> _To do_:
Write out the records below word for word, please.

> _Data provided_:
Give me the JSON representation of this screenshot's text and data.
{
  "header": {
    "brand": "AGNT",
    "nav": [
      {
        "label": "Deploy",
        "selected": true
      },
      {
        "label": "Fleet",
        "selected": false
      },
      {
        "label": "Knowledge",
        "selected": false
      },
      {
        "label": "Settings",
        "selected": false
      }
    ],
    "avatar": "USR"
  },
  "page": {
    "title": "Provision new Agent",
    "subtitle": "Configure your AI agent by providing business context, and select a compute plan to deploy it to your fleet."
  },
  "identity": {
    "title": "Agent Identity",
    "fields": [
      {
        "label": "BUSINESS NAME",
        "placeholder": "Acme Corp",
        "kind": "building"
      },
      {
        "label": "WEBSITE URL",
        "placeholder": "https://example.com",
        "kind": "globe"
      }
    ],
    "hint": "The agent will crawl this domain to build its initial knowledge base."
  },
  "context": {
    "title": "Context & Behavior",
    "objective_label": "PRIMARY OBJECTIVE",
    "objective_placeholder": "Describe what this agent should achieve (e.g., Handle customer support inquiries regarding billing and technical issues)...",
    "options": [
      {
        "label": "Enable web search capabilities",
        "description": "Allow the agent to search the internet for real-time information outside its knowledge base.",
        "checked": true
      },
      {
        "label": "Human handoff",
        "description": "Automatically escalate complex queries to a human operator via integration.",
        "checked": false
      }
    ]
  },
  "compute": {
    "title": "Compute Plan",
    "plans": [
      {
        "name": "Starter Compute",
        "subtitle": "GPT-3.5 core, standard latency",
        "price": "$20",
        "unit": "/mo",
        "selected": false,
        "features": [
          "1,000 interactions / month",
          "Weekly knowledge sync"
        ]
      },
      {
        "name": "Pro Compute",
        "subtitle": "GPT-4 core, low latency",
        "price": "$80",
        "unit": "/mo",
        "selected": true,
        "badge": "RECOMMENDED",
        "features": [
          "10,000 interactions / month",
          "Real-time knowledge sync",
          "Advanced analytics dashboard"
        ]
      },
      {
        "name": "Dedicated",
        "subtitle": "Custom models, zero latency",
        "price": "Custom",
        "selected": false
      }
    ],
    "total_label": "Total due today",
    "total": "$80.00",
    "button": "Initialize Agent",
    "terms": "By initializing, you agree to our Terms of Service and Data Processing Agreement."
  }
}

> _The response_:
Give me the JSON representation of this screenshot's text and data.
{
  "header": {
    "brand": "AGNT",
    "nav": [
      {
        "label": "Deploy",
        "selected": true
      },
      {
        "label": "Fleet",
        "selected": false
      },
      {
        "label": "Knowledge",
        "selected": false
      },
      {
        "label": "Settings",
        "selected": false
      }
    ],
    "avatar": "USR"
  },
  "page": {
    "title": "Provision new Agent",
    "subtitle": "Configure your AI agent by providing business context, and select a compute plan to deploy it to your fleet."
  },
  "identity": {
    "title": "Agent Identity",
    "fields": [
      {
        "label": "BUSINESS NAME",
        "placeholder": "Acme Corp",
        "kind": "building"
      },
      {
        "label": "WEBSITE URL",
        "placeholder": "https://example.com",
        "kind": "globe"
      }
    ],
    "hint": "The agent will crawl this domain to build its initial knowledge base."
  },
  "context": {
    "title": "Context & Behavior",
    "objective_label": "PRIMARY OBJECTIVE",
    "objective_placeholder": "Describe what this agent should achieve (e.g., Handle customer support inquiries regarding billing and technical issues)...",
    "options": [
      {
        "label": "Enable web search capabilities",
        "description": "Allow the agent to search the internet for real-time information outside its knowledge base.",
        "checked": true
      },
      {
        "label": "Human handoff",
        "description": "Automatically escalate complex queries to a human operator via integration.",
        "checked": false
      }
    ]
  },
  "compute": {
    "title": "Compute Plan",
    "plans": [
      {
        "name": "Starter Compute",
        "subtitle": "GPT-3.5 core, standard latency",
        "price": "$20",
        "unit": "/mo",
        "selected": false,
        "features": [
          "1,000 interactions / month",
          "Weekly knowledge sync"
        ]
      },
      {
        "name": "Pro Compute",
        "subtitle": "GPT-4 core, low latency",
        "price": "$80",
        "unit": "/mo",
        "selected": true,
        "badge": "RECOMMENDED",
        "features": [
          "10,000 interactions / month",
          "Real-time knowledge sync",
          "Advanced analytics dashboard"
        ]
      },
      {
        "name": "Dedicated",
        "subtitle": "Custom models, zero latency",
        "price": "Custom",
        "selected": false
      }
    ],
    "total_label": "Total due today",
    "total": "$80.00",
    "button": "Initialize Agent",
    "terms": "By initializing, you agree to our Terms of Service and Data Processing Agreement."
  }
}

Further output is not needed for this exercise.